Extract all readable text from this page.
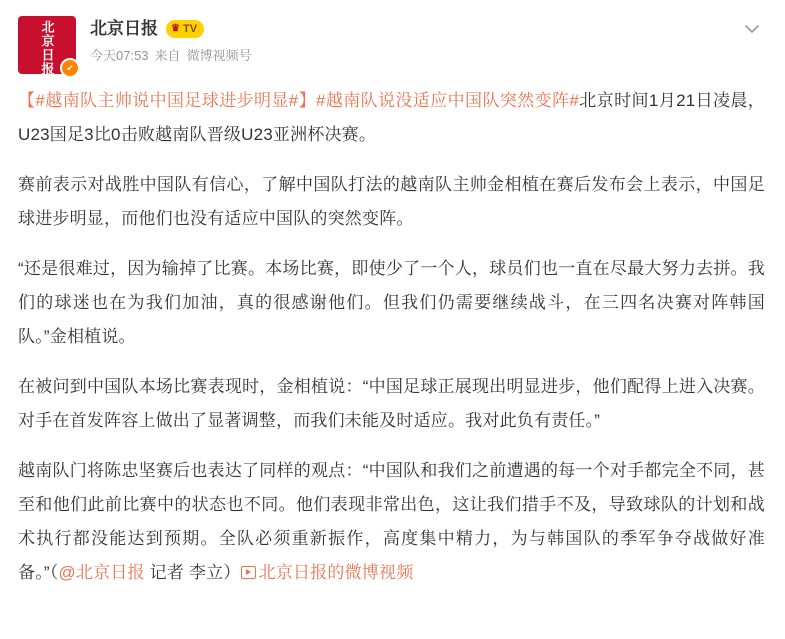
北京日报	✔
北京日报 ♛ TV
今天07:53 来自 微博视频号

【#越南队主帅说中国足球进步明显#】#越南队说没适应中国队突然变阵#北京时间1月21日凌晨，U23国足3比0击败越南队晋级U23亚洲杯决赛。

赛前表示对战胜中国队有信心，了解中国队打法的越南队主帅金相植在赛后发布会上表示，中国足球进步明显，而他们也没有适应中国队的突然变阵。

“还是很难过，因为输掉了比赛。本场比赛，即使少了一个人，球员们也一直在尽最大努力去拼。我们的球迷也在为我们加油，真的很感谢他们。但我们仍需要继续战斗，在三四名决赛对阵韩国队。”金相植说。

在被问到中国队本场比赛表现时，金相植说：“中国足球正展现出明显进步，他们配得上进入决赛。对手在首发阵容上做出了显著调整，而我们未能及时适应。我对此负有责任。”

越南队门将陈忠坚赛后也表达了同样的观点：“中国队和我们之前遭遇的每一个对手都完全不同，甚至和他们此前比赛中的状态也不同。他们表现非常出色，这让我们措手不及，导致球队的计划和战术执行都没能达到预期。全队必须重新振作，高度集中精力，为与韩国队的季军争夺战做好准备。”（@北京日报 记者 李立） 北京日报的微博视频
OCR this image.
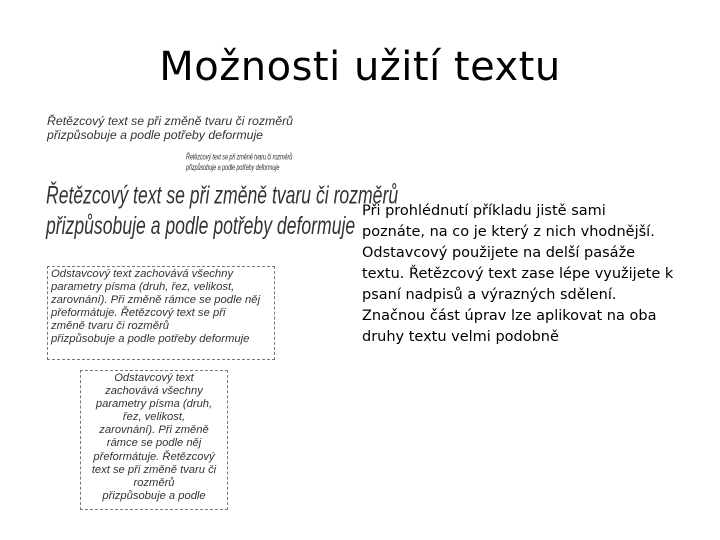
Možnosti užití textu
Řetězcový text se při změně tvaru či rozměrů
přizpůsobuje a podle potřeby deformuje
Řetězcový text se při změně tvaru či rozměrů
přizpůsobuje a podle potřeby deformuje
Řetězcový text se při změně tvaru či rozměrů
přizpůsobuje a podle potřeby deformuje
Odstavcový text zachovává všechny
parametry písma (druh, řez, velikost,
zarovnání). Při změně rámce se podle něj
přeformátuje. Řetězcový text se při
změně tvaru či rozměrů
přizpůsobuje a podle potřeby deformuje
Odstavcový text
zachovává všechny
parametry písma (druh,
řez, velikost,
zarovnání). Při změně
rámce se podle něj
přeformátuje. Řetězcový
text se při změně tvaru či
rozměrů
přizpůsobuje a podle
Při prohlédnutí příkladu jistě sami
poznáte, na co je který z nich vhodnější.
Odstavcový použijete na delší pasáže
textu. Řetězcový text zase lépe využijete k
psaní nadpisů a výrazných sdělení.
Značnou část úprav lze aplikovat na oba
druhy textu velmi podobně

_PROBLEM TO SOLVE_
Repeat only the lines from the one with "OCR this image." through the end of the data, both included and exactly as written. Pictures stay out of the copy.

_COMPLETE OUTPUT_
OCR this image.
Možnosti užití textu
Řetězcový text se při změně tvaru či rozměrů
přizpůsobuje a podle potřeby deformuje
Řetězcový text se při změně tvaru či rozměrů
přizpůsobuje a podle potřeby deformuje
Řetězcový text se při změně tvaru či rozměrů
přizpůsobuje a podle potřeby deformuje
Odstavcový text zachovává všechny
parametry písma (druh, řez, velikost,
zarovnání). Při změně rámce se podle něj
přeformátuje. Řetězcový text se při
změně tvaru či rozměrů
přizpůsobuje a podle potřeby deformuje
Odstavcový text
zachovává všechny
parametry písma (druh,
řez, velikost,
zarovnání). Při změně
rámce se podle něj
přeformátuje. Řetězcový
text se při změně tvaru či
rozměrů
přizpůsobuje a podle
Při prohlédnutí příkladu jistě sami
poznáte, na co je který z nich vhodnější.
Odstavcový použijete na delší pasáže
textu. Řetězcový text zase lépe využijete k
psaní nadpisů a výrazných sdělení.
Značnou část úprav lze aplikovat na oba
druhy textu velmi podobně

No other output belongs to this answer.